# EXERCISE DESCRIPTION:
Copy every one of the records below verbatim, line by line. Omit the pictures from your copy.

# SOURCE RECORDS:
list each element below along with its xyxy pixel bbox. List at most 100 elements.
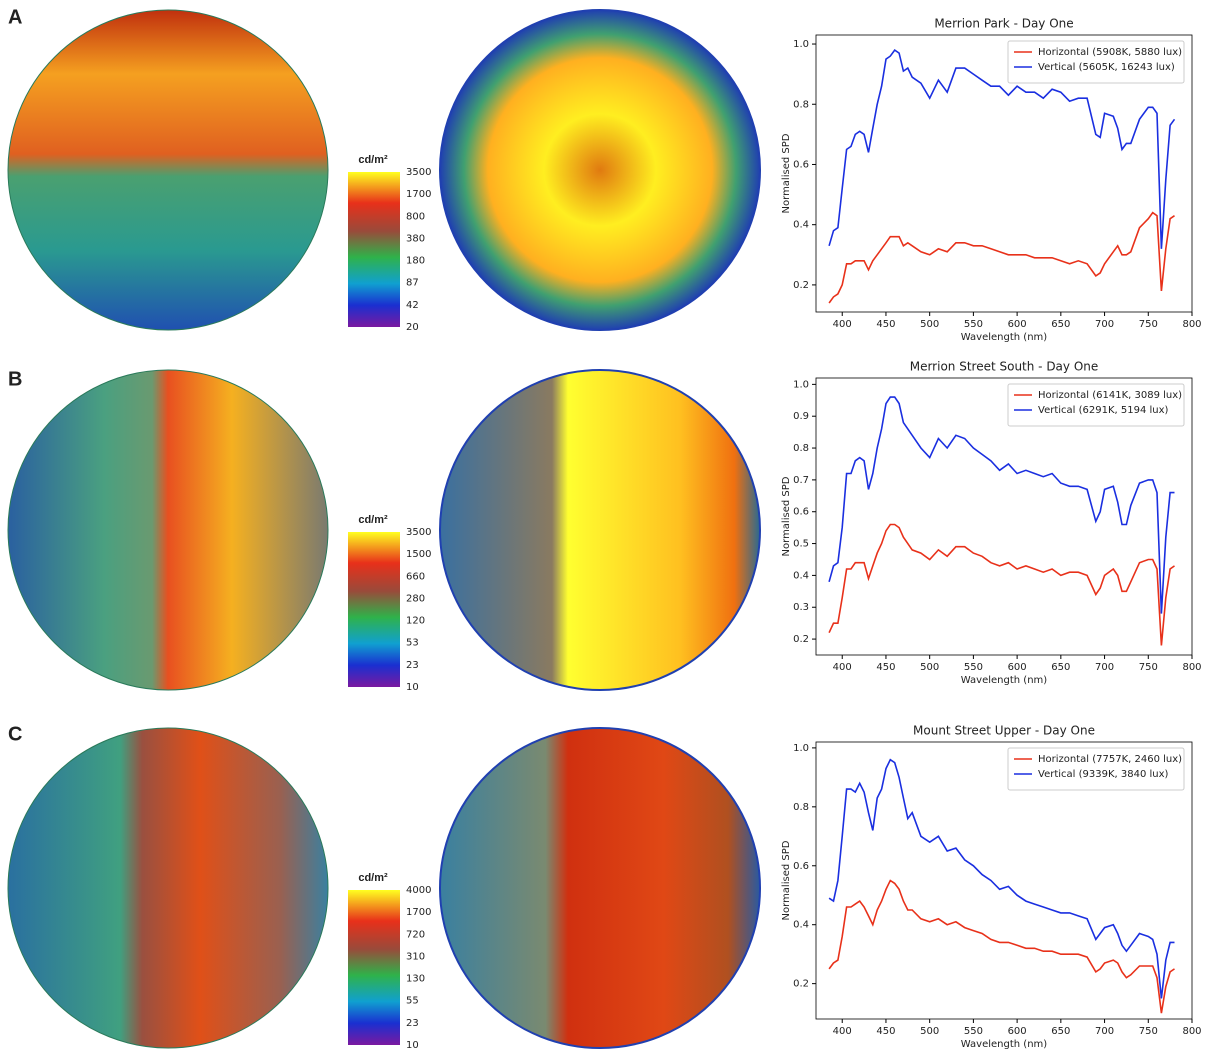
colorbar-tick-label: 20 — [406, 322, 419, 333]
colorbar-tick-label: 180 — [406, 256, 425, 267]
spd-line — [828, 758, 1175, 999]
legend-box — [1007, 383, 1185, 427]
colorbar — [348, 532, 400, 687]
colorbar-tick-label: 10 — [406, 1040, 419, 1050]
y-tick-label: 0.8 — [793, 802, 809, 813]
x-tick-label: 500 — [920, 662, 939, 673]
y-axis-label: Normalised SPD — [781, 476, 792, 556]
y-tick-label: 0.4 — [793, 570, 809, 581]
y-axis-label: Normalised SPD — [781, 133, 792, 213]
x-tick-label: 450 — [876, 1026, 895, 1037]
x-tick-label: 650 — [1051, 319, 1070, 330]
legend-label: Vertical (9339K, 3840 lux) — [1038, 769, 1169, 780]
legend-label: Horizontal (6141K, 3089 lux) — [1038, 390, 1182, 401]
colorbar-tick-label: 23 — [406, 1018, 419, 1029]
x-tick-label: 700 — [1095, 319, 1114, 330]
panel-label: B — [8, 368, 22, 390]
x-tick-label: 550 — [964, 319, 983, 330]
legend-box — [1007, 40, 1185, 84]
colorbar-tick-label: 4000 — [406, 885, 431, 896]
colorbar-tick-label: 130 — [406, 974, 425, 985]
legend-box — [1007, 747, 1185, 791]
x-tick-label: 500 — [920, 319, 939, 330]
panel-label: C — [8, 723, 22, 745]
y-tick-label: 0.3 — [793, 602, 809, 613]
colorbar-tick-label: 310 — [406, 951, 425, 962]
y-tick-label: 0.6 — [793, 861, 809, 872]
plot-frame — [815, 377, 1193, 656]
colorbar-tick-label: 87 — [406, 278, 419, 289]
y-tick-label: 0.8 — [793, 443, 809, 454]
y-tick-label: 0.6 — [793, 507, 809, 518]
colorbar-tick-label: 280 — [406, 593, 425, 604]
fisheye-image — [439, 369, 761, 691]
x-tick-label: 800 — [1182, 1026, 1201, 1037]
colorbar-tick-label: 55 — [406, 996, 419, 1007]
x-tick-label: 750 — [1139, 1026, 1158, 1037]
x-tick-label: 600 — [1008, 1026, 1027, 1037]
y-tick-label: 0.6 — [793, 159, 809, 170]
plot-frame — [815, 741, 1193, 1020]
chart-title: Merrion Street South - Day One — [910, 360, 1099, 374]
x-tick-label: 600 — [1008, 319, 1027, 330]
colorbar-tick-label: 1700 — [406, 189, 431, 200]
colorbar-tick-label: 660 — [406, 571, 425, 582]
x-tick-label: 700 — [1095, 662, 1114, 673]
chart-title: Mount Street Upper - Day One — [913, 724, 1095, 738]
fisheye-image — [439, 727, 761, 1049]
y-tick-label: 0.5 — [793, 539, 809, 550]
fisheye-image — [7, 9, 329, 331]
y-tick-label: 0.8 — [793, 99, 809, 110]
spd-line — [828, 523, 1175, 646]
chart-title: Merrion Park - Day One — [934, 17, 1073, 31]
fisheye-image — [7, 369, 329, 691]
x-tick-label: 550 — [964, 1026, 983, 1037]
colorbar-tick-label: 42 — [406, 300, 419, 311]
colorbar-tick-label: 23 — [406, 660, 419, 671]
x-tick-label: 550 — [964, 662, 983, 673]
x-tick-label: 400 — [833, 662, 852, 673]
x-tick-label: 400 — [833, 319, 852, 330]
x-tick-label: 800 — [1182, 319, 1201, 330]
x-tick-label: 600 — [1008, 662, 1027, 673]
y-tick-label: 1.0 — [793, 379, 809, 390]
colorbar-tick-label: 3500 — [406, 167, 431, 178]
spd-line — [828, 879, 1175, 1014]
x-tick-label: 500 — [920, 1026, 939, 1037]
spd-line — [828, 396, 1175, 614]
x-axis-label: Wavelength (nm) — [961, 675, 1047, 686]
fisheye-image — [7, 727, 329, 1049]
colorbar-tick-label: 1500 — [406, 549, 431, 560]
plot-frame — [815, 34, 1193, 313]
x-axis-label: Wavelength (nm) — [961, 1039, 1047, 1050]
y-axis-label: Normalised SPD — [781, 840, 792, 920]
y-tick-label: 0.2 — [793, 634, 809, 645]
colorbar-tick-label: 120 — [406, 616, 425, 627]
colorbar-tick-label: 720 — [406, 929, 425, 940]
x-tick-label: 750 — [1139, 662, 1158, 673]
x-tick-label: 450 — [876, 662, 895, 673]
fisheye-image — [439, 9, 761, 331]
spd-line — [828, 211, 1175, 304]
legend-label: Horizontal (5908K, 5880 lux) — [1038, 47, 1182, 58]
colorbar-title: cd/m² — [358, 154, 388, 166]
x-tick-label: 650 — [1051, 662, 1070, 673]
colorbar — [348, 172, 400, 327]
x-tick-label: 650 — [1051, 1026, 1070, 1037]
y-tick-label: 1.0 — [793, 743, 809, 754]
colorbar-title: cd/m² — [358, 514, 388, 526]
x-tick-label: 800 — [1182, 662, 1201, 673]
spd-line — [828, 49, 1176, 249]
y-tick-label: 0.4 — [793, 220, 809, 231]
x-tick-label: 450 — [876, 319, 895, 330]
y-tick-label: 1.0 — [793, 39, 809, 50]
colorbar-tick-label: 10 — [406, 682, 419, 693]
x-tick-label: 700 — [1095, 1026, 1114, 1037]
colorbar-tick-label: 1700 — [406, 907, 431, 918]
legend-label: Vertical (6291K, 5194 lux) — [1038, 405, 1169, 416]
colorbar — [348, 890, 400, 1045]
x-tick-label: 400 — [833, 1026, 852, 1037]
y-tick-label: 0.2 — [793, 979, 809, 990]
colorbar-tick-label: 800 — [406, 211, 425, 222]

# FULL ANSWER:
list each element below along with its xyxy pixel bbox. List at most 100 elements.
colorbar-tick-label: 20 — [406, 322, 419, 333]
colorbar-tick-label: 180 — [406, 256, 425, 267]
spd-line — [828, 758, 1175, 999]
legend-box — [1007, 383, 1185, 427]
colorbar — [348, 532, 400, 687]
colorbar-tick-label: 10 — [406, 1040, 419, 1050]
y-tick-label: 0.8 — [793, 802, 809, 813]
x-tick-label: 500 — [920, 662, 939, 673]
y-axis-label: Normalised SPD — [781, 476, 792, 556]
y-tick-label: 0.4 — [793, 570, 809, 581]
y-axis-label: Normalised SPD — [781, 133, 792, 213]
x-tick-label: 450 — [876, 1026, 895, 1037]
x-tick-label: 650 — [1051, 319, 1070, 330]
legend-label: Vertical (9339K, 3840 lux) — [1038, 769, 1169, 780]
legend-label: Horizontal (6141K, 3089 lux) — [1038, 390, 1182, 401]
colorbar-tick-label: 23 — [406, 1018, 419, 1029]
x-tick-label: 700 — [1095, 319, 1114, 330]
panel-label: B — [8, 368, 22, 390]
x-tick-label: 550 — [964, 319, 983, 330]
legend-box — [1007, 40, 1185, 84]
colorbar-tick-label: 4000 — [406, 885, 431, 896]
colorbar-tick-label: 130 — [406, 974, 425, 985]
legend-box — [1007, 747, 1185, 791]
x-tick-label: 500 — [920, 319, 939, 330]
panel-label: C — [8, 723, 22, 745]
y-tick-label: 0.3 — [793, 602, 809, 613]
colorbar-tick-label: 310 — [406, 951, 425, 962]
y-tick-label: 0.6 — [793, 861, 809, 872]
plot-frame — [815, 377, 1193, 656]
colorbar-tick-label: 87 — [406, 278, 419, 289]
y-tick-label: 0.8 — [793, 443, 809, 454]
y-tick-label: 0.6 — [793, 507, 809, 518]
colorbar-tick-label: 280 — [406, 593, 425, 604]
fisheye-image — [439, 369, 761, 691]
x-tick-label: 800 — [1182, 1026, 1201, 1037]
colorbar-tick-label: 55 — [406, 996, 419, 1007]
x-tick-label: 750 — [1139, 1026, 1158, 1037]
x-tick-label: 600 — [1008, 1026, 1027, 1037]
y-tick-label: 0.6 — [793, 159, 809, 170]
plot-frame — [815, 741, 1193, 1020]
chart-title: Merrion Street South - Day One — [910, 360, 1099, 374]
x-tick-label: 600 — [1008, 319, 1027, 330]
colorbar-tick-label: 1700 — [406, 189, 431, 200]
colorbar-tick-label: 660 — [406, 571, 425, 582]
x-tick-label: 700 — [1095, 662, 1114, 673]
chart-title: Mount Street Upper - Day One — [913, 724, 1095, 738]
fisheye-image — [439, 727, 761, 1049]
y-tick-label: 0.5 — [793, 539, 809, 550]
fisheye-image — [7, 9, 329, 331]
y-tick-label: 0.8 — [793, 99, 809, 110]
spd-line — [828, 523, 1175, 646]
chart-title: Merrion Park - Day One — [934, 17, 1073, 31]
fisheye-image — [7, 369, 329, 691]
x-tick-label: 550 — [964, 1026, 983, 1037]
colorbar-tick-label: 42 — [406, 300, 419, 311]
colorbar-tick-label: 23 — [406, 660, 419, 671]
x-tick-label: 550 — [964, 662, 983, 673]
x-tick-label: 400 — [833, 662, 852, 673]
x-tick-label: 400 — [833, 319, 852, 330]
x-tick-label: 800 — [1182, 319, 1201, 330]
x-tick-label: 600 — [1008, 662, 1027, 673]
y-tick-label: 1.0 — [793, 379, 809, 390]
colorbar-tick-label: 3500 — [406, 167, 431, 178]
spd-line — [828, 879, 1175, 1014]
x-tick-label: 500 — [920, 1026, 939, 1037]
spd-line — [828, 396, 1175, 614]
x-axis-label: Wavelength (nm) — [961, 675, 1047, 686]
fisheye-image — [7, 727, 329, 1049]
colorbar-tick-label: 1500 — [406, 549, 431, 560]
plot-frame — [815, 34, 1193, 313]
x-axis-label: Wavelength (nm) — [961, 1039, 1047, 1050]
y-axis-label: Normalised SPD — [781, 840, 792, 920]
y-tick-label: 0.2 — [793, 634, 809, 645]
colorbar-tick-label: 120 — [406, 616, 425, 627]
colorbar-tick-label: 720 — [406, 929, 425, 940]
x-tick-label: 750 — [1139, 662, 1158, 673]
x-tick-label: 450 — [876, 662, 895, 673]
fisheye-image — [439, 9, 761, 331]
spd-line — [828, 211, 1175, 304]
legend-label: Horizontal (5908K, 5880 lux) — [1038, 47, 1182, 58]
colorbar-title: cd/m² — [358, 154, 388, 166]
x-tick-label: 650 — [1051, 662, 1070, 673]
colorbar — [348, 172, 400, 327]
x-tick-label: 650 — [1051, 1026, 1070, 1037]
y-tick-label: 1.0 — [793, 743, 809, 754]
colorbar-title: cd/m² — [358, 514, 388, 526]
x-tick-label: 800 — [1182, 662, 1201, 673]
spd-line — [828, 49, 1176, 249]
y-tick-label: 0.4 — [793, 220, 809, 231]
x-tick-label: 450 — [876, 319, 895, 330]
y-tick-label: 1.0 — [793, 39, 809, 50]
colorbar-tick-label: 10 — [406, 682, 419, 693]
x-tick-label: 700 — [1095, 1026, 1114, 1037]
colorbar-tick-label: 1700 — [406, 907, 431, 918]
legend-label: Vertical (6291K, 5194 lux) — [1038, 405, 1169, 416]
colorbar — [348, 890, 400, 1045]
x-tick-label: 400 — [833, 1026, 852, 1037]
y-tick-label: 0.2 — [793, 979, 809, 990]
colorbar-tick-label: 800 — [406, 211, 425, 222]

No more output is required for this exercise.